**GIVEN INSTRUCTION**
Below is a listing to write out in full, exactly as given, without its pictures.

**EXTRACTED RECORDS**
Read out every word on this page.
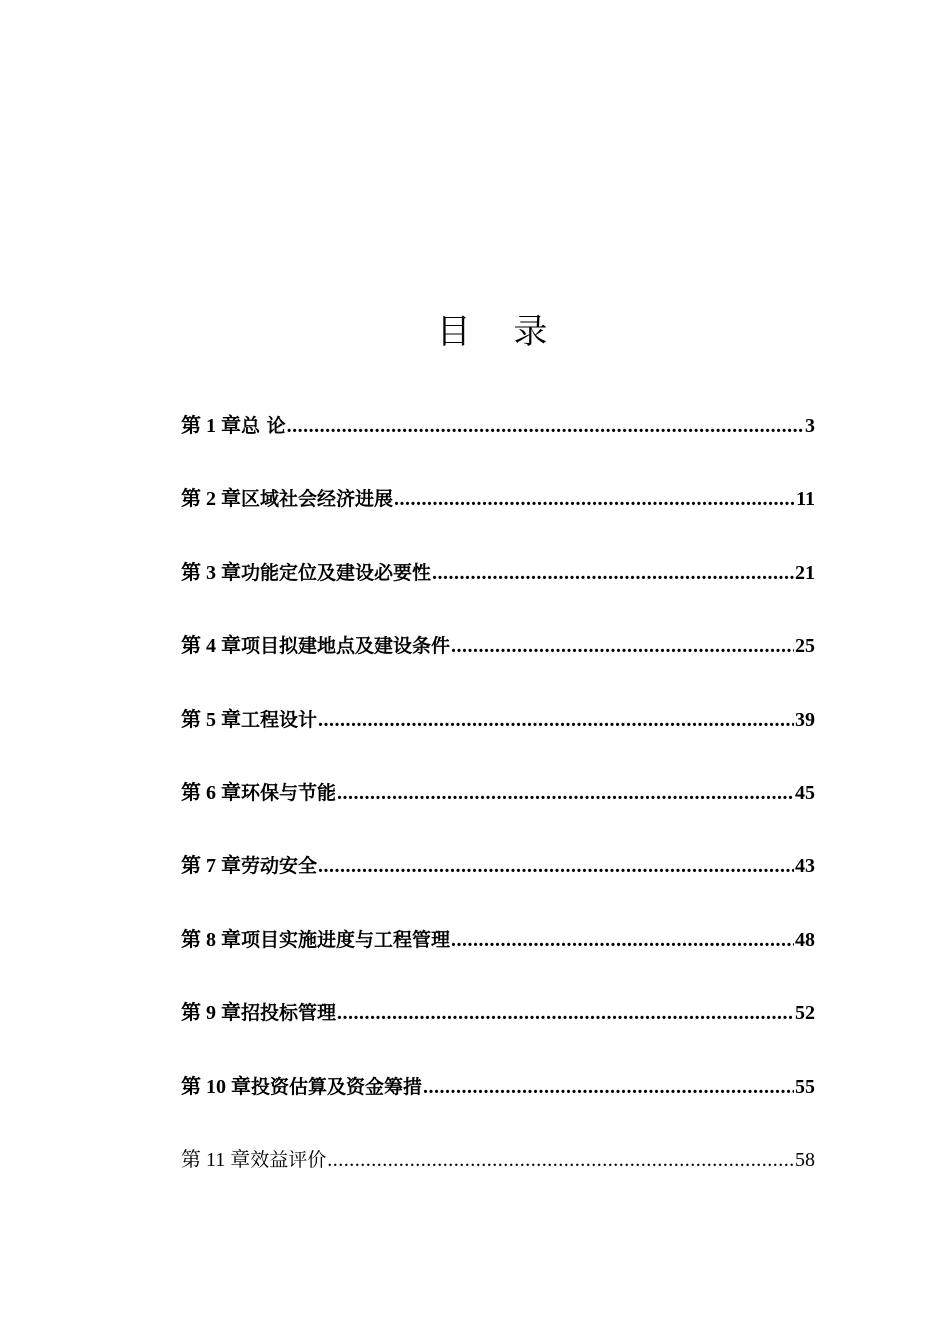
目 录
第 1 章 总 论 .....	3
第 2 章 区域社会经济进展 .....	11
第 3 章 功能定位及建设必要性 .....	21
第 4 章 项目拟建地点及建设条件 .....	25
第 5 章 工程设计 .....	39
第 6 章 环保与节能 .....	45
第 7 章 劳动安全 .....	43
第 8 章 项目实施进度与工程管理 .....	48
第 9 章 招投标管理 .....	52
第 10 章 投资估算及资金筹措 .....	55
第 11 章 效益评价 .....	58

**EXERCISE RESULT**
Read out every word on this page.
目 录
第 1 章 总 论 .....	3
第 2 章 区域社会经济进展 .....	11
第 3 章 功能定位及建设必要性 .....	21
第 4 章 项目拟建地点及建设条件 .....	25
第 5 章 工程设计 .....	39
第 6 章 环保与节能 .....	45
第 7 章 劳动安全 .....	43
第 8 章 项目实施进度与工程管理 .....	48
第 9 章 招投标管理 .....	52
第 10 章 投资估算及资金筹措 .....	55
第 11 章 效益评价 .....	58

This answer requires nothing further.